%%
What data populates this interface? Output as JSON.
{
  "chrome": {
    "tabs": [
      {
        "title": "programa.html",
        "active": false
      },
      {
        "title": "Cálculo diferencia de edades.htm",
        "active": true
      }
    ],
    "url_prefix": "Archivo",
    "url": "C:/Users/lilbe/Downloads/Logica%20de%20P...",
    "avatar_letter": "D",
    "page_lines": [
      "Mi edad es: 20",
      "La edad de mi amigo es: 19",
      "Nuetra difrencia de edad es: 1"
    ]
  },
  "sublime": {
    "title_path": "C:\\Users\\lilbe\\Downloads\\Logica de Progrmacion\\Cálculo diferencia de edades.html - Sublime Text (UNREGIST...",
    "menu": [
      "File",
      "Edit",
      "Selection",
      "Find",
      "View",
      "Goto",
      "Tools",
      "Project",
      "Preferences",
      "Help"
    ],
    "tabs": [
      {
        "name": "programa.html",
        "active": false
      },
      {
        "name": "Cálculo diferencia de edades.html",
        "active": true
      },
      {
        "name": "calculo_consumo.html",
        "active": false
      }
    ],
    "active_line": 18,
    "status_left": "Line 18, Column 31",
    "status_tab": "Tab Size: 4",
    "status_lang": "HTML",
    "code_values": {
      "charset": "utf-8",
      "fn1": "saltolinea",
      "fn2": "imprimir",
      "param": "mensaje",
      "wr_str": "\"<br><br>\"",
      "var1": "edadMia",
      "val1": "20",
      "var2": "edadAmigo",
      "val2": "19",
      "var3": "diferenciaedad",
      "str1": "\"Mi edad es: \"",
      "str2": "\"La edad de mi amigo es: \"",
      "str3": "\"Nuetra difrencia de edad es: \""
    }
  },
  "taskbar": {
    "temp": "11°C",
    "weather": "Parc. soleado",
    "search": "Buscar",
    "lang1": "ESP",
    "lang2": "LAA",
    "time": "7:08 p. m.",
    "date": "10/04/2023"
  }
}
%%
GIVEN TASK
Each line above is to be repeated exactly.

RESPONSE TO THE TASK
What data populates this interface? Output as JSON.
{
  "chrome": {
    "tabs": [
      {
        "title": "programa.html",
        "active": false
      },
      {
        "title": "Cálculo diferencia de edades.htm",
        "active": true
      }
    ],
    "url_prefix": "Archivo",
    "url": "C:/Users/lilbe/Downloads/Logica%20de%20P...",
    "avatar_letter": "D",
    "page_lines": [
      "Mi edad es: 20",
      "La edad de mi amigo es: 19",
      "Nuetra difrencia de edad es: 1"
    ]
  },
  "sublime": {
    "title_path": "C:\\Users\\lilbe\\Downloads\\Logica de Progrmacion\\Cálculo diferencia de edades.html - Sublime Text (UNREGIST...",
    "menu": [
      "File",
      "Edit",
      "Selection",
      "Find",
      "View",
      "Goto",
      "Tools",
      "Project",
      "Preferences",
      "Help"
    ],
    "tabs": [
      {
        "name": "programa.html",
        "active": false
      },
      {
        "name": "Cálculo diferencia de edades.html",
        "active": true
      },
      {
        "name": "calculo_consumo.html",
        "active": false
      }
    ],
    "active_line": 18,
    "status_left": "Line 18, Column 31",
    "status_tab": "Tab Size: 4",
    "status_lang": "HTML",
    "code_values": {
      "charset": "utf-8",
      "fn1": "saltolinea",
      "fn2": "imprimir",
      "param": "mensaje",
      "wr_str": "\"<br><br>\"",
      "var1": "edadMia",
      "val1": "20",
      "var2": "edadAmigo",
      "val2": "19",
      "var3": "diferenciaedad",
      "str1": "\"Mi edad es: \"",
      "str2": "\"La edad de mi amigo es: \"",
      "str3": "\"Nuetra difrencia de edad es: \""
    }
  },
  "taskbar": {
    "temp": "11°C",
    "weather": "Parc. soleado",
    "search": "Buscar",
    "lang1": "ESP",
    "lang2": "LAA",
    "time": "7:08 p. m.",
    "date": "10/04/2023"
  }
}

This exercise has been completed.